======== Entries supplied
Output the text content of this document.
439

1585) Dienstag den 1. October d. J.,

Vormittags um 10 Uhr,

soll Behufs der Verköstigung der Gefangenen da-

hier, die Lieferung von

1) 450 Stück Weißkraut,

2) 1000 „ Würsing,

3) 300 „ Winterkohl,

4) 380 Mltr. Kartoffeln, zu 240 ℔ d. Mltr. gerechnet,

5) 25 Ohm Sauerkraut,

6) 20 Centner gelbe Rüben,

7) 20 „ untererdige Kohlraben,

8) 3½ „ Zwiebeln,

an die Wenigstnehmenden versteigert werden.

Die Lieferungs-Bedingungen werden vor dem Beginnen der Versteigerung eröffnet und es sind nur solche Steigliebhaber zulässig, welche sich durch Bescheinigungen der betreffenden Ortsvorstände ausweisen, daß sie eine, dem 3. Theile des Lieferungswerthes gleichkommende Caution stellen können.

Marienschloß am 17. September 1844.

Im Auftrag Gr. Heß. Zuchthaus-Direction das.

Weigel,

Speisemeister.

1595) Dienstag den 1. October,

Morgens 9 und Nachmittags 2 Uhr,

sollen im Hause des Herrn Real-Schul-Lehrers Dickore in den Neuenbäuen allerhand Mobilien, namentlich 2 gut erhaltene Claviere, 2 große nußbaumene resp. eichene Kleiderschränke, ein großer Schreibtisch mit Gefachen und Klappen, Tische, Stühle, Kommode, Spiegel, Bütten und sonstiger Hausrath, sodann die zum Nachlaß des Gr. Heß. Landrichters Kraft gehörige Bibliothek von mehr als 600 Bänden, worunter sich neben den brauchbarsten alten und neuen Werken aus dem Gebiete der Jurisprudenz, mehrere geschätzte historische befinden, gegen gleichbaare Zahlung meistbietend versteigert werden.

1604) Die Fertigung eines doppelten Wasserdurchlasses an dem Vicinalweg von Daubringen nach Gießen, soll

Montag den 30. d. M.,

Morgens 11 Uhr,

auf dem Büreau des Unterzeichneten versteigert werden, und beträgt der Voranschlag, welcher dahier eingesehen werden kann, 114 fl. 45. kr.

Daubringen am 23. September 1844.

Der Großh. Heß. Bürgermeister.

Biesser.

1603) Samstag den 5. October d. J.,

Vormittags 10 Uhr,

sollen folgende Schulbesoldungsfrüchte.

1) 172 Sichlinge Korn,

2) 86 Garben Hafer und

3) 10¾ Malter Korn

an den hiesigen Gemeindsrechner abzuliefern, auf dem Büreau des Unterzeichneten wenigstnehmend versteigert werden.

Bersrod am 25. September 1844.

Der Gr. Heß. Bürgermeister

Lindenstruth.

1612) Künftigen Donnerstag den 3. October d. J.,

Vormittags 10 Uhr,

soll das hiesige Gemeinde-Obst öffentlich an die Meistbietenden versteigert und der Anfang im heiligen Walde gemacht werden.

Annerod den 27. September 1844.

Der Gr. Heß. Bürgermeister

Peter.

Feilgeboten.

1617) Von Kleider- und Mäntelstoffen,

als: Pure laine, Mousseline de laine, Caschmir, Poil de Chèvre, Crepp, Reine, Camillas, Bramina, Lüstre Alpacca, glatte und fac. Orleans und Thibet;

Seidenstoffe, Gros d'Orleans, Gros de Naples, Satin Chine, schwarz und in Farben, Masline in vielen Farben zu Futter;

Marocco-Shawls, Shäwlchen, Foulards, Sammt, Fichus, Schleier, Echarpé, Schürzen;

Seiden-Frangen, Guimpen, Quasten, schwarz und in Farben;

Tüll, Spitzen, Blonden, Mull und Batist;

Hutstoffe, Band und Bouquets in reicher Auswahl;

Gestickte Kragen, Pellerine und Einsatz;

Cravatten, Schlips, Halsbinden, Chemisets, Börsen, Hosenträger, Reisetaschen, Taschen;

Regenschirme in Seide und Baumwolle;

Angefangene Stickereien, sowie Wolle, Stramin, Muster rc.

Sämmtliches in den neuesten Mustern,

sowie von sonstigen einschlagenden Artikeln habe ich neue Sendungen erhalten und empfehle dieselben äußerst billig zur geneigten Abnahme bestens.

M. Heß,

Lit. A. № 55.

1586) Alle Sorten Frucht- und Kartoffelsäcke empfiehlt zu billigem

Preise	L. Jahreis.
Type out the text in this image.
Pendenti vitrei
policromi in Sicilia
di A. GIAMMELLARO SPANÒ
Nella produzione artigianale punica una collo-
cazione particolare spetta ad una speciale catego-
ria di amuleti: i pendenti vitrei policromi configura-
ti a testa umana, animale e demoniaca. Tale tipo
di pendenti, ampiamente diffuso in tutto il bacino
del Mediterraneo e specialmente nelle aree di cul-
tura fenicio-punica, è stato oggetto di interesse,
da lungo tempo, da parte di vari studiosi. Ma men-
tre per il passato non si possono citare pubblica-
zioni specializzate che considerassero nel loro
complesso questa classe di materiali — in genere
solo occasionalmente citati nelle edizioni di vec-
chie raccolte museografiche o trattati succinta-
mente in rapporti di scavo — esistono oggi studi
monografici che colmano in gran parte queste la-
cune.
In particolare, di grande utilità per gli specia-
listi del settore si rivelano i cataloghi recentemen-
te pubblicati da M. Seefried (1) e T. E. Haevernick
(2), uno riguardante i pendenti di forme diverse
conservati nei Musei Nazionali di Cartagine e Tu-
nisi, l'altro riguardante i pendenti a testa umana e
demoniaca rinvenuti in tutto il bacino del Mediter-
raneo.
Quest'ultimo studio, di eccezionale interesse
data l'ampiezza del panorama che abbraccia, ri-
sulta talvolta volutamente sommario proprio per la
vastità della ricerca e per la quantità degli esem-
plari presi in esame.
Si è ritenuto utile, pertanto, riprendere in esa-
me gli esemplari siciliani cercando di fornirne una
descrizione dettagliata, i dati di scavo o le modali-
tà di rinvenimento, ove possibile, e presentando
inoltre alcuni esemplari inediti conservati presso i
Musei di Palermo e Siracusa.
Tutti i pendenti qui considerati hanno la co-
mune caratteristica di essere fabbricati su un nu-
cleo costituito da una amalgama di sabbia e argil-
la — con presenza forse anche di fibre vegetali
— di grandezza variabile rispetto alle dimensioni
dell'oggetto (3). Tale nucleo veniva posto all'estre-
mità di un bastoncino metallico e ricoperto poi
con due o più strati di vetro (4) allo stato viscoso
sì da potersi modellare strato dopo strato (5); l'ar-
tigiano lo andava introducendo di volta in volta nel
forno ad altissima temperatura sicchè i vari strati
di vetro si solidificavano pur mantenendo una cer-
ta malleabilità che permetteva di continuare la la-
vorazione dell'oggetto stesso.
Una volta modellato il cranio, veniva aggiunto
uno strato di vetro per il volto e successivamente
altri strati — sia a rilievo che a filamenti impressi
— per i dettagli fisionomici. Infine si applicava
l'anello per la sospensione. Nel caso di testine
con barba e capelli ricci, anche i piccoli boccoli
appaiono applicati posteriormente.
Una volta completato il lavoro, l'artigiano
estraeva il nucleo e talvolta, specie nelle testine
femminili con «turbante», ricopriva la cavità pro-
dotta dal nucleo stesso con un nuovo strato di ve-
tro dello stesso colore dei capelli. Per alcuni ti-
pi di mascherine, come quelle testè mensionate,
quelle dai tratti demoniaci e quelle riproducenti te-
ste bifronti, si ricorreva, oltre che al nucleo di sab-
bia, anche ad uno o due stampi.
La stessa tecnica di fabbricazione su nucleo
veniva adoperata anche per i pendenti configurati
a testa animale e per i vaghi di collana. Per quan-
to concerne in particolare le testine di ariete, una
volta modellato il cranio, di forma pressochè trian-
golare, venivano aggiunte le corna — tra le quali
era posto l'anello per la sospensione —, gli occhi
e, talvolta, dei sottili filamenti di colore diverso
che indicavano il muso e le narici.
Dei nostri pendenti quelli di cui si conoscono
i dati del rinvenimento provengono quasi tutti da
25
================
• _Aim_
Whenever "tutto" turns up in a line, pick that line out.

• _Answer_
di pendenti, ampiamente diffuso in tutto il bacino
demoniaca rinvenuti in tutto il bacino del Mediter-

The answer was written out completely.